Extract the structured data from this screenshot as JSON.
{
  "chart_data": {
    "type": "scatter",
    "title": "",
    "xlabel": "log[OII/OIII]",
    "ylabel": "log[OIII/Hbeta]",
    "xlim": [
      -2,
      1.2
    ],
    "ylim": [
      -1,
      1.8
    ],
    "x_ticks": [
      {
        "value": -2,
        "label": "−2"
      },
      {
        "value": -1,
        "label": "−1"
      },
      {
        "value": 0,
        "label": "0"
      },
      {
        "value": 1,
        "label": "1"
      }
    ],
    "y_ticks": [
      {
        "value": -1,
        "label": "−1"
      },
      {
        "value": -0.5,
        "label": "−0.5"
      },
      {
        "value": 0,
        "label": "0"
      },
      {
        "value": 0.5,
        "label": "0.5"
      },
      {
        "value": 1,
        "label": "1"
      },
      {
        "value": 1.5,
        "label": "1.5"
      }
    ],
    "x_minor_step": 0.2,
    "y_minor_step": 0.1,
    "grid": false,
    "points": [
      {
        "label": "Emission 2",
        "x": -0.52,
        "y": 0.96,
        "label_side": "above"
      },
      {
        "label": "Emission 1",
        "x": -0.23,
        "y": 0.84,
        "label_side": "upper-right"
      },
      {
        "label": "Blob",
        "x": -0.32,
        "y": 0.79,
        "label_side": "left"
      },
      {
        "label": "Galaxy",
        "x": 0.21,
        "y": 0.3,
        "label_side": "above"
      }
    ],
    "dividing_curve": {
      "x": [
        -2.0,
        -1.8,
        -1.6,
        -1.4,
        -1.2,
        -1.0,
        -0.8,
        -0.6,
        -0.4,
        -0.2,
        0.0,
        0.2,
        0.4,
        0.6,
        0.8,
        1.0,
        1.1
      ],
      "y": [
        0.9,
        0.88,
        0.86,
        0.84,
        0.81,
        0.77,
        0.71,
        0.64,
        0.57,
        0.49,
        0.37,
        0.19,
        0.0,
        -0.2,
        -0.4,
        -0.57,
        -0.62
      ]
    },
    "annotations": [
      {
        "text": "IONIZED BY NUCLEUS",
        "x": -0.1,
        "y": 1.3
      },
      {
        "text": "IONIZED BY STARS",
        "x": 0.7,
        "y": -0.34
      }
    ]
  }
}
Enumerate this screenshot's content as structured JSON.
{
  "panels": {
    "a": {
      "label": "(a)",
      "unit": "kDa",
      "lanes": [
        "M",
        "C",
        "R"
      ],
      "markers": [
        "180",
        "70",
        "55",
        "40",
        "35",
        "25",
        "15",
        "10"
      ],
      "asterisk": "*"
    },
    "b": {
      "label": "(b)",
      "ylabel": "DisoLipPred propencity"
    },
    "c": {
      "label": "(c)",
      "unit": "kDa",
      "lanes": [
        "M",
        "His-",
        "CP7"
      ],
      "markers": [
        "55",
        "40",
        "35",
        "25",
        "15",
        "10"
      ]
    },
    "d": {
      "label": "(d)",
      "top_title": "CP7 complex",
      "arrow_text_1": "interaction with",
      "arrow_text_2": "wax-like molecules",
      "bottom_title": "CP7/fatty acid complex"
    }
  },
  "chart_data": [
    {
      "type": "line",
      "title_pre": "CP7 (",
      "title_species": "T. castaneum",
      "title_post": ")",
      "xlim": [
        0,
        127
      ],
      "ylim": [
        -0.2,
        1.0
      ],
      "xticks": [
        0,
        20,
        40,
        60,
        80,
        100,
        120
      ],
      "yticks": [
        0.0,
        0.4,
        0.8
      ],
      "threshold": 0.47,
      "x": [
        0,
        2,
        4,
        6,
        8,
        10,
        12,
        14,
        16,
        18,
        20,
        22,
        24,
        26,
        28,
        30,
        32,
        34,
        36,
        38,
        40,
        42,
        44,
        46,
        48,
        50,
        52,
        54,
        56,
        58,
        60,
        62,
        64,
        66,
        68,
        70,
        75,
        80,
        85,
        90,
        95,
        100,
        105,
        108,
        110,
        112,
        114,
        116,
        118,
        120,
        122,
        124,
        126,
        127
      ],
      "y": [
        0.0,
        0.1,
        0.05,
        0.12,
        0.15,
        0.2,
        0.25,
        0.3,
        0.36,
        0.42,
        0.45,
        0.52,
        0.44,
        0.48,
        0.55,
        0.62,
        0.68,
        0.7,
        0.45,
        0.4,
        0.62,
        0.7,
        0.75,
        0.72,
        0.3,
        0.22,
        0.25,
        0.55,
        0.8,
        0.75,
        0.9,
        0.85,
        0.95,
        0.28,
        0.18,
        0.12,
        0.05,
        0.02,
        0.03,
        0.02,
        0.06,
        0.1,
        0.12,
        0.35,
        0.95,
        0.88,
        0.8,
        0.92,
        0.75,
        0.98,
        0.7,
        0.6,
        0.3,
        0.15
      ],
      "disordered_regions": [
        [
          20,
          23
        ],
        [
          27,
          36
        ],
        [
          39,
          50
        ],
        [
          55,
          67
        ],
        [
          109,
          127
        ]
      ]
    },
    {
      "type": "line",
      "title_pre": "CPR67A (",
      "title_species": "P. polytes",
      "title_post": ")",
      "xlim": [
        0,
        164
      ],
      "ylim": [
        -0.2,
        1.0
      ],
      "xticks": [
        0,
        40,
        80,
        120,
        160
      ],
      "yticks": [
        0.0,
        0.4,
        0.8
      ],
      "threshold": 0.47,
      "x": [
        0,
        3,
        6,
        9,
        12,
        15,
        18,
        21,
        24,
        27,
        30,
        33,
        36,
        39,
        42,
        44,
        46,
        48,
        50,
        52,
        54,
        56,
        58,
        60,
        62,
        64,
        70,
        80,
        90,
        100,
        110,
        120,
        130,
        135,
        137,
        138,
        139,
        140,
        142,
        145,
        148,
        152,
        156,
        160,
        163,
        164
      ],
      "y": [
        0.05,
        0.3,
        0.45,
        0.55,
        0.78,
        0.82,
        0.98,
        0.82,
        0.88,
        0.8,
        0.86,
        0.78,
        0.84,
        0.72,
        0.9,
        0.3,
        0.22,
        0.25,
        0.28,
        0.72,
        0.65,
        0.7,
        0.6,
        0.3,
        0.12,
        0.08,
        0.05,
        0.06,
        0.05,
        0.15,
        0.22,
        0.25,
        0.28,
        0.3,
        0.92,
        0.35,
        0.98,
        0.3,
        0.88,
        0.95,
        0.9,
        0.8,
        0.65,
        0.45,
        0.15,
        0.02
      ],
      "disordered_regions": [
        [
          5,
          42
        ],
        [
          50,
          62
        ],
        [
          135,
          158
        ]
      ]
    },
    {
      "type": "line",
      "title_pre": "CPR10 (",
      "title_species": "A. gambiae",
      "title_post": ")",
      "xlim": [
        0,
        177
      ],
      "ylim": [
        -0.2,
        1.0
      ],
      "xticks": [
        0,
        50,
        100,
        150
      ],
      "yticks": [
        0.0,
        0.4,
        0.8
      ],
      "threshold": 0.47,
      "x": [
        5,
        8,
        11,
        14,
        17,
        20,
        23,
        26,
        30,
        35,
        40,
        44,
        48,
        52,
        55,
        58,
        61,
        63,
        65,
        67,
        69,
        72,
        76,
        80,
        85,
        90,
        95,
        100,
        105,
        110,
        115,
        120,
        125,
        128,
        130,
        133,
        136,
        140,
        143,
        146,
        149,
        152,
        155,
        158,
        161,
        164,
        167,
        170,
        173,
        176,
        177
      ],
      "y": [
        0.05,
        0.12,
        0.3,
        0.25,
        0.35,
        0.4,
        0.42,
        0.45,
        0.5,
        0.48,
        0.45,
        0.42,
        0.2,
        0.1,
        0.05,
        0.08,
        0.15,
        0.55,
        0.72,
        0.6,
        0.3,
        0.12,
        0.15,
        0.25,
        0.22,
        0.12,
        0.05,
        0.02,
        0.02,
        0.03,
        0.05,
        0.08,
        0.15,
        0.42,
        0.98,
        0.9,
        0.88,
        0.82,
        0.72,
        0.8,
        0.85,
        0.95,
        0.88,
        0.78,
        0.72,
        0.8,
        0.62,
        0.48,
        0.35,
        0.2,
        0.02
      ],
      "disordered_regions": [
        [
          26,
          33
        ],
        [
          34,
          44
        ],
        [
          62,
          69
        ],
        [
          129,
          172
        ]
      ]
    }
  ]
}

Task instructions:
Pull out all lines from the listing that contain the string "IONIZED".

The answer:
        "text": "IONIZED BY NUCLEUS",
        "text": "IONIZED BY STARS",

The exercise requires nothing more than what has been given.